Yes, we can make Varnish cache those.

a service we configure would be more in line with what we do elsewhere in this bundle. We chose the hash generator approach, with a service tag

Maybe the service is indeed the easiest solution.

Furthermore, why do you remove the cookie ?

To have Varnish cache the response. By default, Varnish doesn’t cache responses with a cookie. We can also change the VCL to have Varnish cache whether there’s a cookie or not.

You seem to send pure HEAD requests, but these need to be triggered by an incoming GET request,

They are trigged. It's like this:

Client GET (with cookie) Varnish
 \/ 
Varnish HEAD to backend 
 \/ 
backend responds with hash calculated based on the cookie 
 \/ 
Varnish puts hash on the original GET request, and restarts that request 
 \/ 
if in cache, return to client; 
if not, fetch from backend first.

lolautruche commented 10 years ago

@ddeboer OK, perfect. Even better than our solution if the user hash can be cached by Varnish. However, be aware that we had a bunch of issues with caching with the whole cookie string as key, since several services (like analytics) can alter the cookie a lot, making the cache useless. Therefore we improved by only using the session ID as key. Would it be possible with Varnish as well ?

dbu commented 10 years ago

when using varnish, you want to remove cookies like that of google analytics anyways. what we usually do is something like this:

# Cleaning up cookies https://www.varnish-cache.org/trac/wiki/VCLExampleRemovingSomeCookies#RemovingallBUTsomecookies
if (req.http.Cookie) {
    set req.http.Cookie = ";" + req.http.Cookie;
    set req.http.Cookie = regsuball(req.http.Cookie, "; +", ";");
    set req.http.Cookie = regsuball(req.http.Cookie, ";(PHPSESSID)=", "; \1=");
    set req.http.Cookie = regsuball(req.http.Cookie, ";[^ ][^;]*", "");
    set req.http.Cookie = regsuball(req.http.Cookie, "^[; ]+|[; ]+$", "");

    if (req.http.Cookie == "") {
        remove req.http.Cookie;
    }
}

This is straight from varnish doc, looks rather involved though.

dbu commented 10 years ago

Somebody having a custom logic that differentiates on other cookies will have to adjust this.

And of course the backend must send the x-hash with the correct livetime for the cookie(s) in question, to not keep a user authenticated after his login cookie is no longer valid. (We will then have a new HEAD request to the backend for the hash, and if the cookie/session is no longer valid, will get a login failure i would assume)

joelwurtz commented 10 years ago

Hi,

We have to handle this use case in our current project, and the solution proposed seems perfect i just want to make a summary to be sure that the current workflow it's ok with everyone before proposing a PR.

----

● WORK INSTRUCTIONS
(A) In the Varnish thread, list each distinct username that appears directly before "commented 10 years ago".
(B) Reproduce the part of the Varnish thread between "a service we" and "the cookie ?", inclusive.
(C) According to the Varnish thread, what kind of responses does Varnish not cache by default?

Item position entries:
----

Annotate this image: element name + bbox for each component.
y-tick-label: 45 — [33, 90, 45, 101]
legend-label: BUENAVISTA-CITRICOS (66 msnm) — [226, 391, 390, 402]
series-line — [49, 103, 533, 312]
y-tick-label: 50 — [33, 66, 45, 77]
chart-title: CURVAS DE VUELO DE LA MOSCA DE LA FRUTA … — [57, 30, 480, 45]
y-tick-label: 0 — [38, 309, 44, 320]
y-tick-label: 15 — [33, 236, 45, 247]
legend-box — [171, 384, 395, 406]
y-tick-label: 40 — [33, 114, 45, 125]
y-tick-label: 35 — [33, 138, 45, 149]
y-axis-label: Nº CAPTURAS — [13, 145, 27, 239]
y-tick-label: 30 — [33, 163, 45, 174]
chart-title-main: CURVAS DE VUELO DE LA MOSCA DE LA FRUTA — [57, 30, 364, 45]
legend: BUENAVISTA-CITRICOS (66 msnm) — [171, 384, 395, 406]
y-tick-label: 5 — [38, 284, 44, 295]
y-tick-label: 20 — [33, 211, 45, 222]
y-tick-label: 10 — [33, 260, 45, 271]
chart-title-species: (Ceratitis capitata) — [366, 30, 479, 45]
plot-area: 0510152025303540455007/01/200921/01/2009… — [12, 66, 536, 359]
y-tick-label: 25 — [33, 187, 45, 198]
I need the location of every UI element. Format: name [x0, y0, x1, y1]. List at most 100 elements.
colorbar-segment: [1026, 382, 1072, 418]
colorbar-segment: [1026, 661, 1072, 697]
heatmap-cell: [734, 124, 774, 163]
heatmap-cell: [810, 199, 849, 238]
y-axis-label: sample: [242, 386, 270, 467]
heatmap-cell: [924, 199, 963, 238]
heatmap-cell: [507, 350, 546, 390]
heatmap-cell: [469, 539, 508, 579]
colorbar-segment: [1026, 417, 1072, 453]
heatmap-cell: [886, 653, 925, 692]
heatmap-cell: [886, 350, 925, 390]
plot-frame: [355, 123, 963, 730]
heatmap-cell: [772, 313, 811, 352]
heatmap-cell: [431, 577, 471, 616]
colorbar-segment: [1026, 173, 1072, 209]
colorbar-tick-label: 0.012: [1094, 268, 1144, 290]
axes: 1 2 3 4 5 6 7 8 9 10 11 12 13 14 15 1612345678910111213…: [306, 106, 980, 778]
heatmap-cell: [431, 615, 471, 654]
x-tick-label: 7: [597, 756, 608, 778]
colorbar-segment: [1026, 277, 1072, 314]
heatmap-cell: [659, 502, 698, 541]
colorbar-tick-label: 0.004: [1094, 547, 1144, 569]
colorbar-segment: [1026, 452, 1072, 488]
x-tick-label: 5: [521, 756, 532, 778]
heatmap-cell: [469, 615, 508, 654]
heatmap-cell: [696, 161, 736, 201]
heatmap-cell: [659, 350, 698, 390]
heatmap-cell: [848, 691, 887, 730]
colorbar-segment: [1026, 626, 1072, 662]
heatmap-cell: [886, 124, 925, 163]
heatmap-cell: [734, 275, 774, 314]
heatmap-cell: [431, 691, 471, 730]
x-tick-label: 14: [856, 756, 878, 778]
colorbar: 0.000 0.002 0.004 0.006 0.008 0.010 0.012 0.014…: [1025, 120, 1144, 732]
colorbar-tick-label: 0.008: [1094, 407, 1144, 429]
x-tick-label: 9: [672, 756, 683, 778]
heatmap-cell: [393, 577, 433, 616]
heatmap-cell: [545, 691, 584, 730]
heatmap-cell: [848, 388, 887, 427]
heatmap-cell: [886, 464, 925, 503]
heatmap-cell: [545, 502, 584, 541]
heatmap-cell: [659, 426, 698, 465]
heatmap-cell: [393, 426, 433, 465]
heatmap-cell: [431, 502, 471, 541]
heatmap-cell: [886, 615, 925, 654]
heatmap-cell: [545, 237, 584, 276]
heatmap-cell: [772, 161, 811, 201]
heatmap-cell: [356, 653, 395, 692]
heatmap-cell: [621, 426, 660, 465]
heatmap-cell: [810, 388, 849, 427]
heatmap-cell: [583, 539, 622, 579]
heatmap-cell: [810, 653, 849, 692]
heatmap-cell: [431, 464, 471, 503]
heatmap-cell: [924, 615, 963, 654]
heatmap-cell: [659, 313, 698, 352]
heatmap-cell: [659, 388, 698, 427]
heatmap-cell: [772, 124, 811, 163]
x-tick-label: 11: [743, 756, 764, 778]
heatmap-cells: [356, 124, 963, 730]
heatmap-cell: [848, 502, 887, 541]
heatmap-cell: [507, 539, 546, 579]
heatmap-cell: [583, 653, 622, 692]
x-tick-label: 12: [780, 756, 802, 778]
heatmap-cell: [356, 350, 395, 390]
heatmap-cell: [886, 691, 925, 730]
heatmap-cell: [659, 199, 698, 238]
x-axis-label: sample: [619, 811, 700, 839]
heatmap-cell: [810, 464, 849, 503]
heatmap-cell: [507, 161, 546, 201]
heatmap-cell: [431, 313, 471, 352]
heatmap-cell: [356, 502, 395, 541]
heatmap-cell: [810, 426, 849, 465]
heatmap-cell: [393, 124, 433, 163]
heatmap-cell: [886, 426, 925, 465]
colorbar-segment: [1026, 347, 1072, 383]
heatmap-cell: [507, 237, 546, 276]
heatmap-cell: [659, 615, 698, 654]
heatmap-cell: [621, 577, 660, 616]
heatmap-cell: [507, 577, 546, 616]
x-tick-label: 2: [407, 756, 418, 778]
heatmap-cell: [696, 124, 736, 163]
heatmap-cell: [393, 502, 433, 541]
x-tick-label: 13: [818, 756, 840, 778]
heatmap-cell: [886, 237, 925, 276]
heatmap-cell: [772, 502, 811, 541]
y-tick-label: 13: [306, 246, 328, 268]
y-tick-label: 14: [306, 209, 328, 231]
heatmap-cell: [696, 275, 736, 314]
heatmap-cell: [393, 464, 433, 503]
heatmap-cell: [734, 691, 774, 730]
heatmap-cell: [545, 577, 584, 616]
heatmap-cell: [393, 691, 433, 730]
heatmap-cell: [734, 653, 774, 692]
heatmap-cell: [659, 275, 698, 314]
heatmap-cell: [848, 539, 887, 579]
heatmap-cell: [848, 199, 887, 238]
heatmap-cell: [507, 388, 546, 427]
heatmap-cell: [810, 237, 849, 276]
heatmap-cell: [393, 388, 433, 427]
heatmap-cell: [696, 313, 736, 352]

----

● SOLUTIONS PER TASK
(A) lolautruche, dbu, joelwurtz

(B)
a service we configure would be more in line with what we do elsewhere in this bundle. We chose the hash generator approach, with a service tag

Maybe the service is indeed the easiest solution.

Furthermore, why do you remove the cookie ?

(C) Responses with a cookie.